##### EXTRAIT DU TEXTE
Argent facile. Pour les villageois qui ont commencé la plantation des arbres fournis par une compagnie chinoise, c'est le rêve d'argent facile. «On n'en avait jamais planté, mais les Chinois nous ont promis que ça rapporterait jusqu'à 30 centimes d'euro par arbre chaque jour », explique ce chef. Il n'a pas le choix. «Si on refuse, le gouvernement local a dit qu'il donnerait notre terre à d'autres planteurs venus d'ailleurs.» Comme la plupart des paysans convertis à l'or élastique, ce père de cinq enfants ne sait pas qu'il devra abandonner ses autres cultures pour assurer cette activité intensive, devenant ainsi dépendante d'une société qui fixe seule les prix. Le danger est la récupération des terres par les exploitants. «Ils travaillent lentement, ne se préoccupent que du lendemain, ce sont des gens de qualité inférieure», se plaint M. Kuang, expert agronome chinois et investisseur dans la province de Bokéo, où il est venu former les populations locales à la plantation de l'hévéa. Selon lui, «pas besoin de contrat» avec les paysans qui «ne comprennent rien» . Au nom de sa société Lei Lin, il a en revanche signé des accords avec les autorités : en cas de «mauvaise gestion» des plantations, des amendes seront imposées aux agriculteurs, voire l'éviction pure et simple. Et, si aucune main d'oeuvre qualifiée n'est disponible, des travailleurs étrangers seront sollicités. Une aubaine pour M.Kuang : «Pour l'instant, les locaux acceptent d'aménager les plantations car on les laisse planter du riz entre les arbres pendant deux ans. Mais quand viendra le moment de l'exploitation, ils risquent de ne pas tenir le rythme. Alors, on leur reprendra la terre et on fera venir de la main-d'oeuvre chinoise, ça ne manque pas chez nous», dit-il fièrement.
A travers tout le pays, c'est la même déferlante. D'environ 14 000 hectares de plantations d'hévéa aujourd'hui, les autorités ont planifié 200 000 hectares dans trois ans, exploités en majorité par des groupes chinois privés. Il s'agit de soulager les demandes de la Chine, assoiffée de matières premières, où la production a atteint son niveau maximal. Déjà vingt-sept sociétés chinoises exploitent le latex au Laos, et elles sont venues les mains pleines. Elles offrent les jeunes pousses, la technologie, les engrais chimiques, forment les paysans, construisent les usines de raffinage ainsi que les routes pour acheminer le caoutchouc vers la Chine, et ouvrent même des banques de crédit rural destinées exclusivement aux intérêts chinois. En échange, elles détiennent 40 à 80 % de la récolte pendant trente ans.
##########
##### MATÉRIEL FOURNI
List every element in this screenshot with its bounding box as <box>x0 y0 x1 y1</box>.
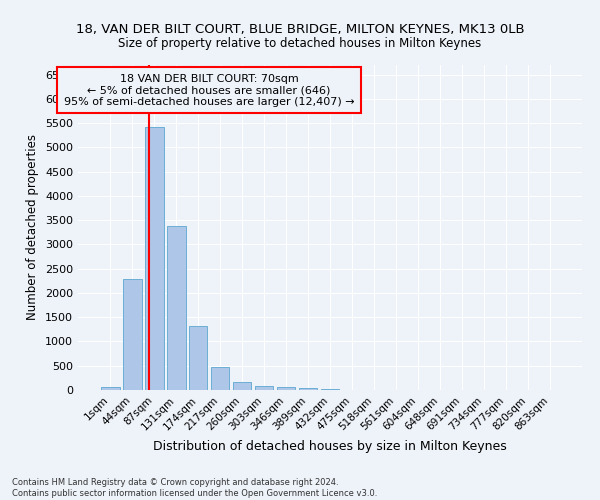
Bar <box>255 386 274 390</box>
Bar <box>299 388 317 390</box>
Bar <box>233 382 251 390</box>
Text: Contains HM Land Registry data © Crown copyright and database right 2024.
Contai: Contains HM Land Registry data © Crown c… <box>12 478 377 498</box>
Bar <box>277 387 295 390</box>
Bar <box>145 127 164 390</box>
Text: 18, VAN DER BILT COURT, BLUE BRIDGE, MILTON KEYNES, MK13 0LB: 18, VAN DER BILT COURT, BLUE BRIDGE, MIL… <box>76 22 524 36</box>
Bar <box>123 280 142 390</box>
Text: Size of property relative to detached houses in Milton Keynes: Size of property relative to detached ho… <box>118 38 482 51</box>
Bar <box>189 326 208 390</box>
Bar <box>320 389 340 390</box>
Bar <box>101 387 119 390</box>
Y-axis label: Number of detached properties: Number of detached properties <box>26 134 40 320</box>
Text: 18 VAN DER BILT COURT: 70sqm
← 5% of detached houses are smaller (646)
95% of se: 18 VAN DER BILT COURT: 70sqm ← 5% of det… <box>64 74 355 107</box>
X-axis label: Distribution of detached houses by size in Milton Keynes: Distribution of detached houses by size … <box>153 440 507 453</box>
Bar <box>167 226 185 390</box>
Bar <box>211 367 229 390</box>
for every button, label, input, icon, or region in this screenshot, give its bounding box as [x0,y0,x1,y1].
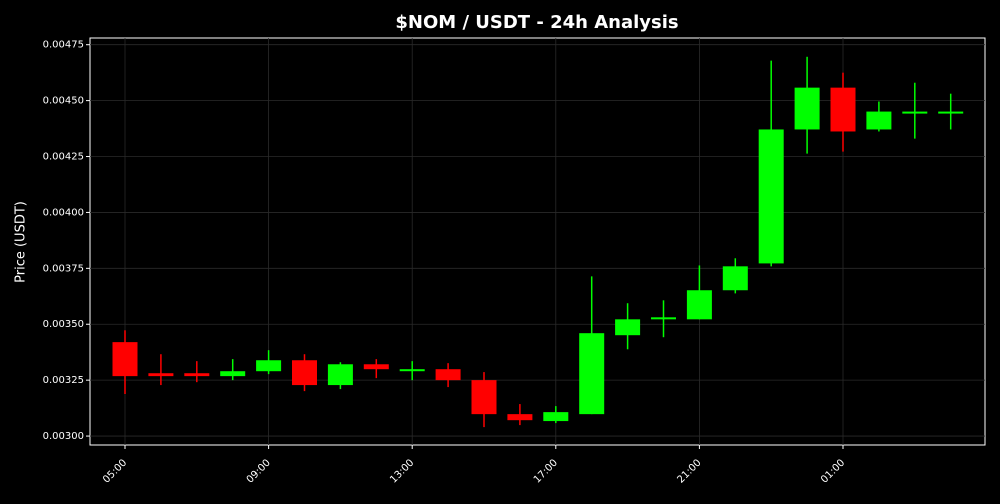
##########
CONSIGNES:
a) Pouvez-vous recopier à l'identique, dans le texte sur les plantations d'hévéa au Laos, le passage allant de « A travers tout » jusqu'à « pendant trente ans. » ?
b) Pouvez-vous reporter tels quels les enregistrements, depuis leur première ligne jusqu'à celle qui contient « Bar <box>145 127 164 390</box> » comprise, en laissant de côté les images ?

RÉPONSES ATTENDUES:
a)
A travers tout le pays, c'est la même déferlante. D'environ 14 000 hectares de plantations d'hévéa aujourd'hui, les autorités ont planifié 200 000 hectares dans trois ans, exploités en majorité par des groupes chinois privés. Il s'agit de soulager les demandes de la Chine, assoiffée de matières premières, où la production a atteint son niveau maximal. Déjà vingt-sept sociétés chinoises exploitent le latex au Laos, et elles sont venues les mains pleines. Elles offrent les jeunes pousses, la technologie, les engrais chimiques, forment les paysans, construisent les usines de raffinage ainsi que les routes pour acheminer le caoutchouc vers la Chine, et ouvrent même des banques de crédit rural destinées exclusivement aux intérêts chinois. En échange, elles détiennent 40 à 80 % de la récolte pendant trente ans.

b)
List every element in this screenshot with its bounding box as <box>x0 y0 x1 y1</box>.
Bar <box>255 386 274 390</box>
Bar <box>299 388 317 390</box>
Bar <box>233 382 251 390</box>
Text: Contains HM Land Registry data © Crown copyright and database right 2024.
Contai: Contains HM Land Registry data © Crown c… <box>12 478 377 498</box>
Bar <box>277 387 295 390</box>
Bar <box>145 127 164 390</box>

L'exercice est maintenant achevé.